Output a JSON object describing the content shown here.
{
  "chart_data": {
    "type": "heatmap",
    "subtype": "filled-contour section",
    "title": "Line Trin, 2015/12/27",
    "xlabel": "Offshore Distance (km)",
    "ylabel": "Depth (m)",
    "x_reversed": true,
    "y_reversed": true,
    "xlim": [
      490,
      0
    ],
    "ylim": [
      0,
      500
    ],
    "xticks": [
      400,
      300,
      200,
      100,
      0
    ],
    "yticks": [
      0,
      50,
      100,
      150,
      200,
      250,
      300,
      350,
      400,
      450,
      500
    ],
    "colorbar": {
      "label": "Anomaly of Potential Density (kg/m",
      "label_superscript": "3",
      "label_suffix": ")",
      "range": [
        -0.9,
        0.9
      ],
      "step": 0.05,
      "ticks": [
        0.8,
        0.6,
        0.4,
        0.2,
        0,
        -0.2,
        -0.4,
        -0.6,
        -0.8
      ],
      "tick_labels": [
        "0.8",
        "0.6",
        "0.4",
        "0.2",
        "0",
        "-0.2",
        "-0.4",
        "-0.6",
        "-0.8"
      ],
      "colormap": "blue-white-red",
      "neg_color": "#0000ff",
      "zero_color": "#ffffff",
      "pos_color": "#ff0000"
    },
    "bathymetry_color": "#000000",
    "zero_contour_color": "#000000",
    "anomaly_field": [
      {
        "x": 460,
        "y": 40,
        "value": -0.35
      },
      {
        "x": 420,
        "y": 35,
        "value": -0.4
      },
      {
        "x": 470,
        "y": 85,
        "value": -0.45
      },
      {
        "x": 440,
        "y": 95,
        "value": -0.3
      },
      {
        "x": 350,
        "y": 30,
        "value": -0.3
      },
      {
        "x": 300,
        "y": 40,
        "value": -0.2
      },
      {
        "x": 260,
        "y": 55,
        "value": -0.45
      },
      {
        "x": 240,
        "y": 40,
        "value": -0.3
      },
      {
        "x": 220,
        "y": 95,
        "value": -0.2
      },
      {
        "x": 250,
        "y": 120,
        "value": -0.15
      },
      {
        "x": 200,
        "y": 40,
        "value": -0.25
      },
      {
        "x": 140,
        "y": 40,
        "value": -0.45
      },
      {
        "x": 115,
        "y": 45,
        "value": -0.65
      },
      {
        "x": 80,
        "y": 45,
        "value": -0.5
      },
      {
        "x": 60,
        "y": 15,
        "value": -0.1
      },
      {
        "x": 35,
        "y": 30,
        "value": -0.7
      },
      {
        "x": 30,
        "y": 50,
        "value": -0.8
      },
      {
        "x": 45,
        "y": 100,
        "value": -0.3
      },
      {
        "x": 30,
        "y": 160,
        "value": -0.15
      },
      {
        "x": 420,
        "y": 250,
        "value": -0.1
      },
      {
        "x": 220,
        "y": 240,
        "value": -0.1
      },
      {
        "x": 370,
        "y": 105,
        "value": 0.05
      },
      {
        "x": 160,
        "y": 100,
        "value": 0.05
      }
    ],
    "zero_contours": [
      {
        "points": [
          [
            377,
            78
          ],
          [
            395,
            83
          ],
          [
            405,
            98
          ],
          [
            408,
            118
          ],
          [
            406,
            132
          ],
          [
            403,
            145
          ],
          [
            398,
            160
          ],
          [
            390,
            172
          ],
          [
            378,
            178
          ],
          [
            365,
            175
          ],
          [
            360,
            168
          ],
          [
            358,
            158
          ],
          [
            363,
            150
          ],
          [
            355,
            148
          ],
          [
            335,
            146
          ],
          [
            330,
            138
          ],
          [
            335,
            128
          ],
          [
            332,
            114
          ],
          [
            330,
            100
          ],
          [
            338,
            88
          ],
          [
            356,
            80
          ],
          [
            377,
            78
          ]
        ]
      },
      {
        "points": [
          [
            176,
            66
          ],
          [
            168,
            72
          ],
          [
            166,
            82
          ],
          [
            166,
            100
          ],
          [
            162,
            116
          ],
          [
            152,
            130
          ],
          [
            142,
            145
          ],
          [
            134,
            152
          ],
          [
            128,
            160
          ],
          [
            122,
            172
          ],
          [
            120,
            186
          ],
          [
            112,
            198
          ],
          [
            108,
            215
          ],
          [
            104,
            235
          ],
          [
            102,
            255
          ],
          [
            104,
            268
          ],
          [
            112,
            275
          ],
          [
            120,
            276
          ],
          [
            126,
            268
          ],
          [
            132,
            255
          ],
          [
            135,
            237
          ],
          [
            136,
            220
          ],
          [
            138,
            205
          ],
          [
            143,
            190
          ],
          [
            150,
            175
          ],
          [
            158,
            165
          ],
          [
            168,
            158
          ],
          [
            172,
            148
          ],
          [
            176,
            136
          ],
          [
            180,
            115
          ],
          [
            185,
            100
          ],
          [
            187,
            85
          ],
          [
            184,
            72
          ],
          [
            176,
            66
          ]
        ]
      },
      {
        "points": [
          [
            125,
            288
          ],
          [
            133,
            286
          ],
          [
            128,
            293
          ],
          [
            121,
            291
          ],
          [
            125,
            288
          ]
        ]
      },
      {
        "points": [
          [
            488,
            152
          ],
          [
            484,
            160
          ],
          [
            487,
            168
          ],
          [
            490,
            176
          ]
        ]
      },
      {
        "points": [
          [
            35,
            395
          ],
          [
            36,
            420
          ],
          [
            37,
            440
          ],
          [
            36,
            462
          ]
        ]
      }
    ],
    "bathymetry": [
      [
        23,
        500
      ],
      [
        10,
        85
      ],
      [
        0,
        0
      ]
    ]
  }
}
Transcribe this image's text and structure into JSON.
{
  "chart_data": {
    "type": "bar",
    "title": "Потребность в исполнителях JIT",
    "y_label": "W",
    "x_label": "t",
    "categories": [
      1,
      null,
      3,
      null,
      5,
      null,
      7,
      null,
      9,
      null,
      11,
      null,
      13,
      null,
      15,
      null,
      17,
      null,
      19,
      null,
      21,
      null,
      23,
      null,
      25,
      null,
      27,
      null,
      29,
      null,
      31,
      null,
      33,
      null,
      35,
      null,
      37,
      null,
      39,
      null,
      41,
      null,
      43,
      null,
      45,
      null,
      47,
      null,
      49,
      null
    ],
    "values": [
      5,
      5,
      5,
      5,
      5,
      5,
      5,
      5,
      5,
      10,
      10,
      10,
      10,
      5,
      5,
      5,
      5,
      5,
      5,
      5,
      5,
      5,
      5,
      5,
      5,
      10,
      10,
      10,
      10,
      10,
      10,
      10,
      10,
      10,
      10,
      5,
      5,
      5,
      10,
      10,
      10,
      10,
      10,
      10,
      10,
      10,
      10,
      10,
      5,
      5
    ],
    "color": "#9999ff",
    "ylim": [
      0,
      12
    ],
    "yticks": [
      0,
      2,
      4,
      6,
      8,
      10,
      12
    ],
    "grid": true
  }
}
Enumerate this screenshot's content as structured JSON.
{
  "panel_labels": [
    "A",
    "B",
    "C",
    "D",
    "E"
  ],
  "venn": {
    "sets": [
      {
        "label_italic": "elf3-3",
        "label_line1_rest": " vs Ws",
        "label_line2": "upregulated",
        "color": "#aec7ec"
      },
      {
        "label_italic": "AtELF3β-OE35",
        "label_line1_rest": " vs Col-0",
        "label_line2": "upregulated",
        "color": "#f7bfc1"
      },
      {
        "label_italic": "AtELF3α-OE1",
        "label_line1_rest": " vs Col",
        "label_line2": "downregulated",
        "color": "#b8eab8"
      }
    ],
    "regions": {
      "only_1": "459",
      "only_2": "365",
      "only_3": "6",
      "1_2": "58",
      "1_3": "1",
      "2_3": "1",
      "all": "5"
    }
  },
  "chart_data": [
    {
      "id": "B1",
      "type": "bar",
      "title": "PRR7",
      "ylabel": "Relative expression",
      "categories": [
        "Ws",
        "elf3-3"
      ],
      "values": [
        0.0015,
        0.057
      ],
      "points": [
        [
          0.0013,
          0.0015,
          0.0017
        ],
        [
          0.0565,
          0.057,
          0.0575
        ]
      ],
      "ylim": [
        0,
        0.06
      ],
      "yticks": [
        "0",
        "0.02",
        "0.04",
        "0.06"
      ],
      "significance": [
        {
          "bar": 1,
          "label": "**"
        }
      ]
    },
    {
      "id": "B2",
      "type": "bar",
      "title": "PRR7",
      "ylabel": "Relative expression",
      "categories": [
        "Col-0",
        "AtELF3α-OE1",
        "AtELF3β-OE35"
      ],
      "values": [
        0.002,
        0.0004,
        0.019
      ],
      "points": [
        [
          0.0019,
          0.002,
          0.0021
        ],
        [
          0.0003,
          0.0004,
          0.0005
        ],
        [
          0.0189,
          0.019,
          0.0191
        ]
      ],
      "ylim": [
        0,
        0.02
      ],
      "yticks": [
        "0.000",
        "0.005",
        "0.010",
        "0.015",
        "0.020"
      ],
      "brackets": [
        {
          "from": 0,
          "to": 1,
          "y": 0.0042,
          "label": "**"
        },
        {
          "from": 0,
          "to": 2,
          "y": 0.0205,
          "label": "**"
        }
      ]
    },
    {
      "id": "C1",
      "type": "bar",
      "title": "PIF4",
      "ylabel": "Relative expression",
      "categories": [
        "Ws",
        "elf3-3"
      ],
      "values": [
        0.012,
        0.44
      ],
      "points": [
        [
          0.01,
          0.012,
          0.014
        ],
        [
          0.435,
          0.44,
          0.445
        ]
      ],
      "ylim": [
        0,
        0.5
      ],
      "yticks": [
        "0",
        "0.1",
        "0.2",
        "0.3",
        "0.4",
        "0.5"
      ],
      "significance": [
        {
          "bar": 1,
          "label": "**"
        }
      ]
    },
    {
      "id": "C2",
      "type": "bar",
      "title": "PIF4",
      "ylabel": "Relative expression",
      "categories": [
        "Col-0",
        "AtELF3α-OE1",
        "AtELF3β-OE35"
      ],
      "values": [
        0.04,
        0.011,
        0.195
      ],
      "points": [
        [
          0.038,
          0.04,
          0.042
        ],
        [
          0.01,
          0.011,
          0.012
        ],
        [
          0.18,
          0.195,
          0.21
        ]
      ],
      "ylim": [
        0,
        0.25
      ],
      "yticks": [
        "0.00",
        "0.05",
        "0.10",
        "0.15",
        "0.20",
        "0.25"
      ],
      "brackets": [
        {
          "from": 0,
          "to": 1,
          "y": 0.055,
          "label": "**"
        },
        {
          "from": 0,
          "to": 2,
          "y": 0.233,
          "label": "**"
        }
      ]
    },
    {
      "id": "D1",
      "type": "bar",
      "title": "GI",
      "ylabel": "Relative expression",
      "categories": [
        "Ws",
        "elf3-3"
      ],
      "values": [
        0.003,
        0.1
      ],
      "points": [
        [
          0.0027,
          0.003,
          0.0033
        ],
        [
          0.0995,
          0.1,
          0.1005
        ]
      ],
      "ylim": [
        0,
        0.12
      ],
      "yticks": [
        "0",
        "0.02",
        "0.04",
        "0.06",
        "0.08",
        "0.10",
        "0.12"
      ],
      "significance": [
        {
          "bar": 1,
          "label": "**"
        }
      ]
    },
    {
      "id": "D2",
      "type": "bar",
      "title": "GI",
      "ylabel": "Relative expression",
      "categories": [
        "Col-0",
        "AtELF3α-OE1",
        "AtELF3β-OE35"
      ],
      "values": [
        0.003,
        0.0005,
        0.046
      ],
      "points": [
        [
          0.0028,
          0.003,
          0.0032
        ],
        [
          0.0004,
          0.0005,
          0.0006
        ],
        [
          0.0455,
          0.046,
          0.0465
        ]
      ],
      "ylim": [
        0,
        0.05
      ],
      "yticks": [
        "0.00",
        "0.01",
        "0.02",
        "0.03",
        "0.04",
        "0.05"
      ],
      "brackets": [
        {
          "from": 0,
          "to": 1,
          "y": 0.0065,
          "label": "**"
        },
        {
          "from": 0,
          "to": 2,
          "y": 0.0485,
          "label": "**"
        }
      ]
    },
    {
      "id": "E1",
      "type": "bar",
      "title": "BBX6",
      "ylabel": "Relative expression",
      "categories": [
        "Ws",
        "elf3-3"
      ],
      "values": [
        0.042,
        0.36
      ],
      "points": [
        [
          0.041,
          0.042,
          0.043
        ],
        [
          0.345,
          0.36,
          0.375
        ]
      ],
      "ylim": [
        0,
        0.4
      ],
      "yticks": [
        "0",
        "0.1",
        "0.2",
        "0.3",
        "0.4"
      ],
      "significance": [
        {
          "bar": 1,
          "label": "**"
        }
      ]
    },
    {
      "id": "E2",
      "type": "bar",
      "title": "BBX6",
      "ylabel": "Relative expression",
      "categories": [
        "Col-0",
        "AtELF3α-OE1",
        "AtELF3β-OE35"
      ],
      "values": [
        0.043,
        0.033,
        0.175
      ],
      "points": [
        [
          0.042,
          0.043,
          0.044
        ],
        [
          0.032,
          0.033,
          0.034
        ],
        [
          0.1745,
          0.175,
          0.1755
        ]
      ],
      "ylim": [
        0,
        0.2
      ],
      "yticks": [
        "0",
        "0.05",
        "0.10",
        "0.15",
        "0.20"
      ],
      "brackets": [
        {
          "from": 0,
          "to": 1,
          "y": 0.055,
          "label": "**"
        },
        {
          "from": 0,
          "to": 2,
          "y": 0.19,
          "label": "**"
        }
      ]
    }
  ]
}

*Brief*. Copy down every line of the entries containing the word "true".

*Output for this exercise*.
    "x_reversed": true,
    "y_reversed": true,
    "grid": true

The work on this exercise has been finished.